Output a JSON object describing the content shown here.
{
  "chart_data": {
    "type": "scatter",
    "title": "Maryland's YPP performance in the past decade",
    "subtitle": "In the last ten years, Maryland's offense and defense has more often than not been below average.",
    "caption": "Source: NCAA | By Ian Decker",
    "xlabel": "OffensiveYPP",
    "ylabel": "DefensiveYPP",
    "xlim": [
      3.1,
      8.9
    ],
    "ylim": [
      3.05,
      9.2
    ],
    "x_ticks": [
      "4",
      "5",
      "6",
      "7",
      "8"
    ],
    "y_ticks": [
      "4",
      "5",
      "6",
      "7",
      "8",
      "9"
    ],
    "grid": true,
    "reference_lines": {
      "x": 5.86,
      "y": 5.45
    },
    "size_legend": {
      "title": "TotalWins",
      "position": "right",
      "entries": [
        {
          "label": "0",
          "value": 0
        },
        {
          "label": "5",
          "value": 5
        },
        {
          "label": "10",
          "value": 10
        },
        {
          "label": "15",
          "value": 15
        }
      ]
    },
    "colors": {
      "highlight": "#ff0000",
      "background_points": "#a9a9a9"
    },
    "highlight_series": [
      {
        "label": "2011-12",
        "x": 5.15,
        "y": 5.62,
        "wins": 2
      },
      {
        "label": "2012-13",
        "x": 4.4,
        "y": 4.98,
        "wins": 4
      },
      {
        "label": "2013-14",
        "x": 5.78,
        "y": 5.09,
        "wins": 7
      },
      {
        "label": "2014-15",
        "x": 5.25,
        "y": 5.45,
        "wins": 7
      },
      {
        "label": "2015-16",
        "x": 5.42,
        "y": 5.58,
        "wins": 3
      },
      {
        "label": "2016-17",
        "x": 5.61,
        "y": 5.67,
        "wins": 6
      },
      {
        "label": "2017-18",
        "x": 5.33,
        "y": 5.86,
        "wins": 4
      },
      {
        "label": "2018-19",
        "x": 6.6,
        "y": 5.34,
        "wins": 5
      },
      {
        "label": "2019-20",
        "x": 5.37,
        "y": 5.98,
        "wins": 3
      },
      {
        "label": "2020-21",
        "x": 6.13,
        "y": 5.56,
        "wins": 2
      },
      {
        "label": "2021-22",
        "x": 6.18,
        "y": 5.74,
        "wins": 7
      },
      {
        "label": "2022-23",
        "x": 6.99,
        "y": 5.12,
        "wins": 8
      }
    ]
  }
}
═══
Problem
Exactly as shown above, return every record.

Reply to the exercise
Output a JSON object describing the content shown here.
{
  "chart_data": {
    "type": "scatter",
    "title": "Maryland's YPP performance in the past decade",
    "subtitle": "In the last ten years, Maryland's offense and defense has more often than not been below average.",
    "caption": "Source: NCAA | By Ian Decker",
    "xlabel": "OffensiveYPP",
    "ylabel": "DefensiveYPP",
    "xlim": [
      3.1,
      8.9
    ],
    "ylim": [
      3.05,
      9.2
    ],
    "x_ticks": [
      "4",
      "5",
      "6",
      "7",
      "8"
    ],
    "y_ticks": [
      "4",
      "5",
      "6",
      "7",
      "8",
      "9"
    ],
    "grid": true,
    "reference_lines": {
      "x": 5.86,
      "y": 5.45
    },
    "size_legend": {
      "title": "TotalWins",
      "position": "right",
      "entries": [
        {
          "label": "0",
          "value": 0
        },
        {
          "label": "5",
          "value": 5
        },
        {
          "label": "10",
          "value": 10
        },
        {
          "label": "15",
          "value": 15
        }
      ]
    },
    "colors": {
      "highlight": "#ff0000",
      "background_points": "#a9a9a9"
    },
    "highlight_series": [
      {
        "label": "2011-12",
        "x": 5.15,
        "y": 5.62,
        "wins": 2
      },
      {
        "label": "2012-13",
        "x": 4.4,
        "y": 4.98,
        "wins": 4
      },
      {
        "label": "2013-14",
        "x": 5.78,
        "y": 5.09,
        "wins": 7
      },
      {
        "label": "2014-15",
        "x": 5.25,
        "y": 5.45,
        "wins": 7
      },
      {
        "label": "2015-16",
        "x": 5.42,
        "y": 5.58,
        "wins": 3
      },
      {
        "label": "2016-17",
        "x": 5.61,
        "y": 5.67,
        "wins": 6
      },
      {
        "label": "2017-18",
        "x": 5.33,
        "y": 5.86,
        "wins": 4
      },
      {
        "label": "2018-19",
        "x": 6.6,
        "y": 5.34,
        "wins": 5
      },
      {
        "label": "2019-20",
        "x": 5.37,
        "y": 5.98,
        "wins": 3
      },
      {
        "label": "2020-21",
        "x": 6.13,
        "y": 5.56,
        "wins": 2
      },
      {
        "label": "2021-22",
        "x": 6.18,
        "y": 5.74,
        "wins": 7
      },
      {
        "label": "2022-23",
        "x": 6.99,
        "y": 5.12,
        "wins": 8
      }
    ]
  }
}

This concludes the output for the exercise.